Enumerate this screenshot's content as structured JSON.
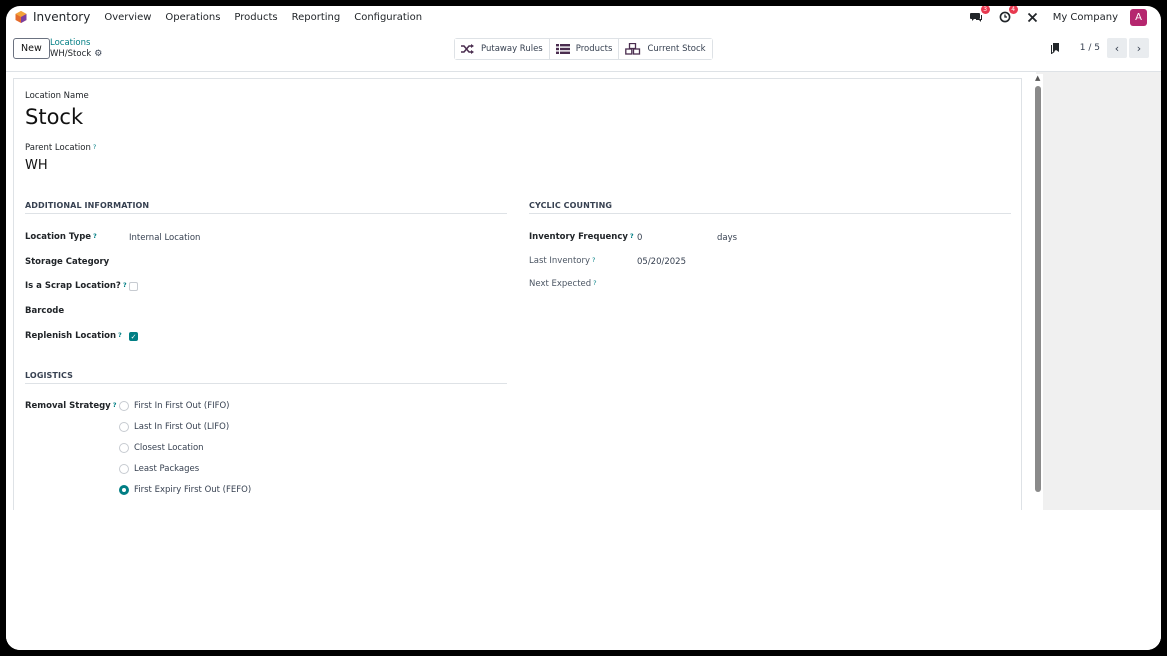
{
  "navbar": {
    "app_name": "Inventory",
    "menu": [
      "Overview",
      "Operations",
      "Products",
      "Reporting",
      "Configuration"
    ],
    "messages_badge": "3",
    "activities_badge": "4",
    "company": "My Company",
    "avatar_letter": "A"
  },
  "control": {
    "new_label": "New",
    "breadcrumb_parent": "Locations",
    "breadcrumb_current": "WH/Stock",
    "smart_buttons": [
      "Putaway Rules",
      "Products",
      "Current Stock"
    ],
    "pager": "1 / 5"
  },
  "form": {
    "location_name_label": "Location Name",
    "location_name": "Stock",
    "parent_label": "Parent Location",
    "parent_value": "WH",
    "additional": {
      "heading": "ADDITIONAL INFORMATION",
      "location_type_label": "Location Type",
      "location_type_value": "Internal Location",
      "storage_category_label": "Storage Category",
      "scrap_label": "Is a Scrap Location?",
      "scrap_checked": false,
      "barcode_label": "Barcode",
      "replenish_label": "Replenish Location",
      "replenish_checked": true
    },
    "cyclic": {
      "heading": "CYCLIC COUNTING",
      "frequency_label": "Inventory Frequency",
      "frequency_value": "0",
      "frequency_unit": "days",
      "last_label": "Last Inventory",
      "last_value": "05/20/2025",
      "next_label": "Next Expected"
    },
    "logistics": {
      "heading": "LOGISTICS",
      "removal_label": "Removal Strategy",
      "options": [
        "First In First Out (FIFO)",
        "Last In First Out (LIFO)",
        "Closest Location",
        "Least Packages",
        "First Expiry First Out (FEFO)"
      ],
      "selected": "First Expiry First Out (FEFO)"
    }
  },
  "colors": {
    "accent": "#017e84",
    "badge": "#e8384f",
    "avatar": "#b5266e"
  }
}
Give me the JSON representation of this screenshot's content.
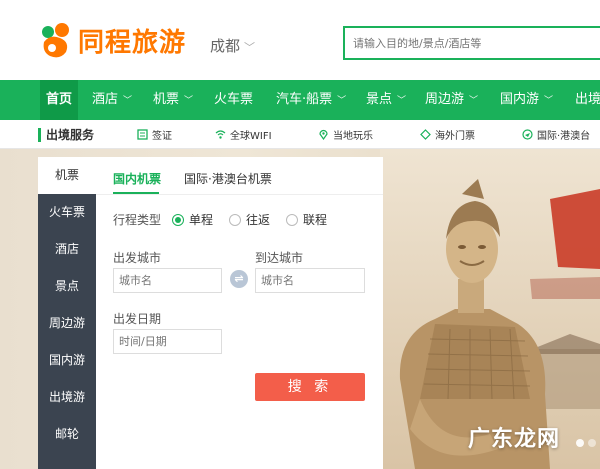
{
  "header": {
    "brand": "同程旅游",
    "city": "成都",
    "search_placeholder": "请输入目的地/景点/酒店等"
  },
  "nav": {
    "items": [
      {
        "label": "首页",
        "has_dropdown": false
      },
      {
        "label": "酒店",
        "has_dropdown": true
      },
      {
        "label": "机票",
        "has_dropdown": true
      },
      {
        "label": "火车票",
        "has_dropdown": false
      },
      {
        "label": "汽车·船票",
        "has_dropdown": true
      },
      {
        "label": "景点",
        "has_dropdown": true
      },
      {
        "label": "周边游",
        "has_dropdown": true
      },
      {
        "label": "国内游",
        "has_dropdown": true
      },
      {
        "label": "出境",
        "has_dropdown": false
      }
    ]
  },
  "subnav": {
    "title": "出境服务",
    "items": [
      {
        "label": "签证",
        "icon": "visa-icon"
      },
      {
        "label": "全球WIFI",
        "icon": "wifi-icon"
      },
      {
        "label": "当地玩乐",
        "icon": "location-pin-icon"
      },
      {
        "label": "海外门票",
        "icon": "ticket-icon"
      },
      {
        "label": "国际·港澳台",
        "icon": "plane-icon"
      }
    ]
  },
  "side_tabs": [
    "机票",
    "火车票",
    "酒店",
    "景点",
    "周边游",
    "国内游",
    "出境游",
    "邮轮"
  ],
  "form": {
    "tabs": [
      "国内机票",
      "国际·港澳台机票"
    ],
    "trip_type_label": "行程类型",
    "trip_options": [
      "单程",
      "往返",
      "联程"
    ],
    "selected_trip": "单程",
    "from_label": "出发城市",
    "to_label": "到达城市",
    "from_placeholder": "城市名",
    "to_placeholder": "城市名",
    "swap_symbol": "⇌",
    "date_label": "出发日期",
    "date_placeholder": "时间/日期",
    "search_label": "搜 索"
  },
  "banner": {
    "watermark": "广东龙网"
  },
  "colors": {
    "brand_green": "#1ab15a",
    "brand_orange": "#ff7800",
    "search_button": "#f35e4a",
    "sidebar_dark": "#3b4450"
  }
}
...
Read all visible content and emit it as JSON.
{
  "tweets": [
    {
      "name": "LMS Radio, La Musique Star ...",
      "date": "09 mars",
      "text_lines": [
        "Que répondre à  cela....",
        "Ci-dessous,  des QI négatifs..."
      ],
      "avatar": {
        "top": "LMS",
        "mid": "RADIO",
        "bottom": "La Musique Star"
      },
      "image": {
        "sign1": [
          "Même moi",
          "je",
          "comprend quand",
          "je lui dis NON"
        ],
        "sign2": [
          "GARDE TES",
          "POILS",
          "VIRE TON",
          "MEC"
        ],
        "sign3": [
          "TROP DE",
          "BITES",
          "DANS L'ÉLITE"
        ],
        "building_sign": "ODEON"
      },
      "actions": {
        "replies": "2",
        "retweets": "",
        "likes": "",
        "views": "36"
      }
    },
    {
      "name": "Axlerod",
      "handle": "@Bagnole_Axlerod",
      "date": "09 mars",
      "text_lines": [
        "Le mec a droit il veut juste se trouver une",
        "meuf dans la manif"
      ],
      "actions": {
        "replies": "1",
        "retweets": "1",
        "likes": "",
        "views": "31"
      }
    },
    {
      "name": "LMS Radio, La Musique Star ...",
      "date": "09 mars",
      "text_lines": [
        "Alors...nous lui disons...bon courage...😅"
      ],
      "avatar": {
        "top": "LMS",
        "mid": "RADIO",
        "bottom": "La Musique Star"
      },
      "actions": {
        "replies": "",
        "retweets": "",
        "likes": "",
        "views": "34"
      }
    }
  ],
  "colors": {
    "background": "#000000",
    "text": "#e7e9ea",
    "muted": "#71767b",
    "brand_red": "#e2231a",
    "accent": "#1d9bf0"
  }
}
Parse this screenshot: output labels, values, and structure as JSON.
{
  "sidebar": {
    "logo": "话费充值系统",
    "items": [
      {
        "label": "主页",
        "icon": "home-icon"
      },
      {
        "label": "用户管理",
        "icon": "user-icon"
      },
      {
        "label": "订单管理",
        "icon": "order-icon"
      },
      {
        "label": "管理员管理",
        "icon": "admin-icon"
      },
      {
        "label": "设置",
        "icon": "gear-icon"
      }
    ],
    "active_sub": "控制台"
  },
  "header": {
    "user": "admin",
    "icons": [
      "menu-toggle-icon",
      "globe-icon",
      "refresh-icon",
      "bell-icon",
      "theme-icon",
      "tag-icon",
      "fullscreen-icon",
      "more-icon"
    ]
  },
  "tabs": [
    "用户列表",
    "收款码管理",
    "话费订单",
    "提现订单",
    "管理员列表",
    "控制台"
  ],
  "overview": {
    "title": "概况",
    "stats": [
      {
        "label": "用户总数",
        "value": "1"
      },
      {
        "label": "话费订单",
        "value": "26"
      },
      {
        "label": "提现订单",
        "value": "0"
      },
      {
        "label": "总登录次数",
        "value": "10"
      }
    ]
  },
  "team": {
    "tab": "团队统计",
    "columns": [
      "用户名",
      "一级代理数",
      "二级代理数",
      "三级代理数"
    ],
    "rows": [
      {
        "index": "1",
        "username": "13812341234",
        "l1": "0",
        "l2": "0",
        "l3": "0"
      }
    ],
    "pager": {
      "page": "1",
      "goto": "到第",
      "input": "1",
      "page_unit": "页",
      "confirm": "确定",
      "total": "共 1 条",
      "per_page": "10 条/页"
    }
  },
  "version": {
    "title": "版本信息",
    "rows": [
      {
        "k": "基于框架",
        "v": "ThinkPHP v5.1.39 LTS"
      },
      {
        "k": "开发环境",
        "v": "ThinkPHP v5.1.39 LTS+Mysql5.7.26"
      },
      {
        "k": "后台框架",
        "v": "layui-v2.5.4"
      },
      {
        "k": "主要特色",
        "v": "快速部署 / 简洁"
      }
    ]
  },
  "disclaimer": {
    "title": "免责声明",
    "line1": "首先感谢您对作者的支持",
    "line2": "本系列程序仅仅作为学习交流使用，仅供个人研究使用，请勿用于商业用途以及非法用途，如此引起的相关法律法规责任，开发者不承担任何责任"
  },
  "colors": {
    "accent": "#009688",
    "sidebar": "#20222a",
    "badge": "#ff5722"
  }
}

Work to do:
Copy every line of the records above that contains "this".

Finished task:
Enumerate this screenshot's content as structured JSON.
Give me the JSON representation of this screenshot's content.
Parse this screenshot: output labels, values, and structure as JSON.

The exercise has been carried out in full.